* [WHAT TO WORK ON]: Only the number is wanted: count the lines in the data with "widgets" in them.

* [ROWS]:
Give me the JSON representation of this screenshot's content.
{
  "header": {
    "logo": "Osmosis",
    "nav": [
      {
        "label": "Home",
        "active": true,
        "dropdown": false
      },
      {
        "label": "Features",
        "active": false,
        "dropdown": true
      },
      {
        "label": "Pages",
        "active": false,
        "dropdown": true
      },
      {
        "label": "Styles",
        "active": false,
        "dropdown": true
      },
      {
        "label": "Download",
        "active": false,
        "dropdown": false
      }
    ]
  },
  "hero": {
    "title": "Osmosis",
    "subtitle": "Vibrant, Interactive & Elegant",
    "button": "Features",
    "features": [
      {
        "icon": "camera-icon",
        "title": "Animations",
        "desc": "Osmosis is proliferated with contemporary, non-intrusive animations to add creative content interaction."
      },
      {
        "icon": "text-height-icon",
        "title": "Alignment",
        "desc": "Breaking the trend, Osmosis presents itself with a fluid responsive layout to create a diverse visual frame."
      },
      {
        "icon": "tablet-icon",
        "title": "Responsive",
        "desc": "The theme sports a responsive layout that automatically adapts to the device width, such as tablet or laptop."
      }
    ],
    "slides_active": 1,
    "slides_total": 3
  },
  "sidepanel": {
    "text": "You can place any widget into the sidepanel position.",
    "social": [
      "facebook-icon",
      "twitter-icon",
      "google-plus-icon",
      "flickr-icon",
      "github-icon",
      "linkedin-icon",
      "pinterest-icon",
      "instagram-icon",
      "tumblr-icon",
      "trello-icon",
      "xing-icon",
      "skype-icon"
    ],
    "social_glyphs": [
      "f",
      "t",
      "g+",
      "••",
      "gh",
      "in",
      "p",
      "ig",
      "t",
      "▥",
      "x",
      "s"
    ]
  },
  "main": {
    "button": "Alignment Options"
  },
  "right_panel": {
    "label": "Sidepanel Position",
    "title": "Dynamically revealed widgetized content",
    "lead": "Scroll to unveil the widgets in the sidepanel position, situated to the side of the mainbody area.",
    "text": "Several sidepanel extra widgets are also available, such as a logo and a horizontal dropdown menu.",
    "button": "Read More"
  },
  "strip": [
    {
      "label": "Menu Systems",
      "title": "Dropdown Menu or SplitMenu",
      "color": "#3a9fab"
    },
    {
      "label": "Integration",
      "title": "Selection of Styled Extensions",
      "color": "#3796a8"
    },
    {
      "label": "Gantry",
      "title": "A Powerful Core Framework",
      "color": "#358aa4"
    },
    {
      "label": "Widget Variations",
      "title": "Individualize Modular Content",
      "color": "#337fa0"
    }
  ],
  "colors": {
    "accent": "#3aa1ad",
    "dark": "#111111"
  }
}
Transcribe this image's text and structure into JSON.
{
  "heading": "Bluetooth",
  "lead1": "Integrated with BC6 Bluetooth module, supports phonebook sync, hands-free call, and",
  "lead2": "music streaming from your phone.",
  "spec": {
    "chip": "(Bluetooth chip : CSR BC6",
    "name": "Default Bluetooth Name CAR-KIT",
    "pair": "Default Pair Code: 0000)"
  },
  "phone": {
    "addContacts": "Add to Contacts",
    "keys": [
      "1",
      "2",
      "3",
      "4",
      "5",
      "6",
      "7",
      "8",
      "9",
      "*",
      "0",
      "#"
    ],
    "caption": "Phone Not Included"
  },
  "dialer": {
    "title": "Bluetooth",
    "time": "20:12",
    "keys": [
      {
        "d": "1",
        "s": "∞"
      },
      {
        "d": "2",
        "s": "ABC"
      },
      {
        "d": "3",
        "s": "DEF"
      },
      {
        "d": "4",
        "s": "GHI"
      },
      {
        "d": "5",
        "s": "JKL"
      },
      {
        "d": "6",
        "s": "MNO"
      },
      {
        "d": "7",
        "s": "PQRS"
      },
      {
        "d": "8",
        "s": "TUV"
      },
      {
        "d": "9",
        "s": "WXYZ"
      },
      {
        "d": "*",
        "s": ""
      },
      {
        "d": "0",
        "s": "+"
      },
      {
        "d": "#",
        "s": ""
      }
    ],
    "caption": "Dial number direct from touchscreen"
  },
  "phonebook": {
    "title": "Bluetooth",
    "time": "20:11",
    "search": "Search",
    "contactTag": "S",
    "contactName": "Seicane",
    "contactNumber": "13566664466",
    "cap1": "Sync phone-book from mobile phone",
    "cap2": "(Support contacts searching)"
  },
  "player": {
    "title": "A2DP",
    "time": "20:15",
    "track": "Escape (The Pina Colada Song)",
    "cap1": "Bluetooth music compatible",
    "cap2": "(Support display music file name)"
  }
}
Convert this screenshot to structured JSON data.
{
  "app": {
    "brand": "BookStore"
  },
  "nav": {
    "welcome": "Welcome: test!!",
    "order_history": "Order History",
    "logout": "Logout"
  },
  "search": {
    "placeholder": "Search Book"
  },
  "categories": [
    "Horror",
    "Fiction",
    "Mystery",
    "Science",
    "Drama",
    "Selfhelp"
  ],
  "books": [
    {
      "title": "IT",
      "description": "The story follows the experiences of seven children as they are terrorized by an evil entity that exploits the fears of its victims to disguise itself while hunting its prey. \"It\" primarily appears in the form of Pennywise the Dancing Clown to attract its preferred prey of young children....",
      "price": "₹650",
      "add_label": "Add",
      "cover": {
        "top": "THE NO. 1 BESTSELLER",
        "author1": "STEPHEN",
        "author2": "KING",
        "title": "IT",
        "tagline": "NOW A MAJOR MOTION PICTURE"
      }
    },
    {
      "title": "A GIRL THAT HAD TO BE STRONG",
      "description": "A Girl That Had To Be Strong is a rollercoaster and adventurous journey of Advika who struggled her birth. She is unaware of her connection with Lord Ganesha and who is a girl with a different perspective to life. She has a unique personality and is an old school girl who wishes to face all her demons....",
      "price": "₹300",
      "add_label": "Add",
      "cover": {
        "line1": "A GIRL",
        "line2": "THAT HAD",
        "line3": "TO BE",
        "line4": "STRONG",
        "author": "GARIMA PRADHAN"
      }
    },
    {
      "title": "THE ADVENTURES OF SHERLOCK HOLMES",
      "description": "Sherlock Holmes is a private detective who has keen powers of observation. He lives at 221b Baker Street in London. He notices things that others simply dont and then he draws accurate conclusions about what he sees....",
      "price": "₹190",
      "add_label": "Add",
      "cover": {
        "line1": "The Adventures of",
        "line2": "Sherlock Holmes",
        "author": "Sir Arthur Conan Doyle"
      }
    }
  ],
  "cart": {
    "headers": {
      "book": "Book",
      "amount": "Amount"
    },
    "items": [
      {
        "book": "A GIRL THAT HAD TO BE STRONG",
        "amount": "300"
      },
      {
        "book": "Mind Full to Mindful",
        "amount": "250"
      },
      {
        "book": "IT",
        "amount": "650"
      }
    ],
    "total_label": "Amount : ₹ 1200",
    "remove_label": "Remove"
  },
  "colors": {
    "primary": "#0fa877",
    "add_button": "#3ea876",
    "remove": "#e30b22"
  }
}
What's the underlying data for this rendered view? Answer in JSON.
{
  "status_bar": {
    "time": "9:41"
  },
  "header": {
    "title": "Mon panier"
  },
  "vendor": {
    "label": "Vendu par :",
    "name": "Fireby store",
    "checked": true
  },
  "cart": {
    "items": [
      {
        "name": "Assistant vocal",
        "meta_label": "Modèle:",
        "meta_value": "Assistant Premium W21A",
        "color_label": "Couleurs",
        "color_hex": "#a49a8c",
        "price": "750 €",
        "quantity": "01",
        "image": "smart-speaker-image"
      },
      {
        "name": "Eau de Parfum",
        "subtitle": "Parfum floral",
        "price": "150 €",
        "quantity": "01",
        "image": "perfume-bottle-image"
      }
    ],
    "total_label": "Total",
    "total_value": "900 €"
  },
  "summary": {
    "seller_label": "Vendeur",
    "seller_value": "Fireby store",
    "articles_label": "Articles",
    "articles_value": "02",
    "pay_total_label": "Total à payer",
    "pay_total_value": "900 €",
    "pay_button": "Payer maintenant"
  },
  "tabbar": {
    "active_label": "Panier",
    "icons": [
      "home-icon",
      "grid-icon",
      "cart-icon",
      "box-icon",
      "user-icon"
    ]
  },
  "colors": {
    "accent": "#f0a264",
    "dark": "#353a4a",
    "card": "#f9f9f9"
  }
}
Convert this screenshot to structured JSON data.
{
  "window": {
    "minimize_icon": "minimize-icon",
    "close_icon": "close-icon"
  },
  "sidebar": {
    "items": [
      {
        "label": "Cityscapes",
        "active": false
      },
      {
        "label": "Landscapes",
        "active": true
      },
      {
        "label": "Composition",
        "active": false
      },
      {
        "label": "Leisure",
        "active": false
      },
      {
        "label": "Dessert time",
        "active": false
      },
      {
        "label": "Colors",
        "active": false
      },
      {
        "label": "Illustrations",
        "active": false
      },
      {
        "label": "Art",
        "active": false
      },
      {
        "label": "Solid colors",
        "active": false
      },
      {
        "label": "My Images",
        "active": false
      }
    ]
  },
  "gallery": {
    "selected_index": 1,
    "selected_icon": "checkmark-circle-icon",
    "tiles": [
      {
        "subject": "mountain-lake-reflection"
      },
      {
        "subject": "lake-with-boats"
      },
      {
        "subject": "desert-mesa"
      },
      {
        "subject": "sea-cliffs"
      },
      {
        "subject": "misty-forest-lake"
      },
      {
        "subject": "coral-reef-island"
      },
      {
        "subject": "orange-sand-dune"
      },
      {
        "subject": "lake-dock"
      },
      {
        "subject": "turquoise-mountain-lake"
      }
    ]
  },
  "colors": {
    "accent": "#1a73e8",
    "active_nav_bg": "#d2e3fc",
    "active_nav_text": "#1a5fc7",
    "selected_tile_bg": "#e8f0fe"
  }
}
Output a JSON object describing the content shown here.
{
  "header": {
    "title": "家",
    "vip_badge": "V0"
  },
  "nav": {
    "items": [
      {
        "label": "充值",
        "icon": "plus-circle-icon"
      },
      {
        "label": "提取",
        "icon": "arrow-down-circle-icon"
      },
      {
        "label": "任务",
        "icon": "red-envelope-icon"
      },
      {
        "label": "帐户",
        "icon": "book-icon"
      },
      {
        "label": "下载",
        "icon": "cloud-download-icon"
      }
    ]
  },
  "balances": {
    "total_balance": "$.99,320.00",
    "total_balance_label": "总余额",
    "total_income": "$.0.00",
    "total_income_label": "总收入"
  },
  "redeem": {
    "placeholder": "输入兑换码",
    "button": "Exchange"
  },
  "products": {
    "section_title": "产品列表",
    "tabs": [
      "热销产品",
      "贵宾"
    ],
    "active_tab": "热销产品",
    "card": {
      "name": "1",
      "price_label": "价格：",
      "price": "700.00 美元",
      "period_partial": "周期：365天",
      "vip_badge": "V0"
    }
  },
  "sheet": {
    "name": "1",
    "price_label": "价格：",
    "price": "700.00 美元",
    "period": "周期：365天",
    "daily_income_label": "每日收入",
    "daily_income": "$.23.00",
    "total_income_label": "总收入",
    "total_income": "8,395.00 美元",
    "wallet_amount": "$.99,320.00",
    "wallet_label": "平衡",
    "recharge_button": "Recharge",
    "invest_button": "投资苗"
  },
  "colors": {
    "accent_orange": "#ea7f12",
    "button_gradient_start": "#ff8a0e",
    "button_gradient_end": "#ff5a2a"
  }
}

* [RESPONSE BELOW]: 2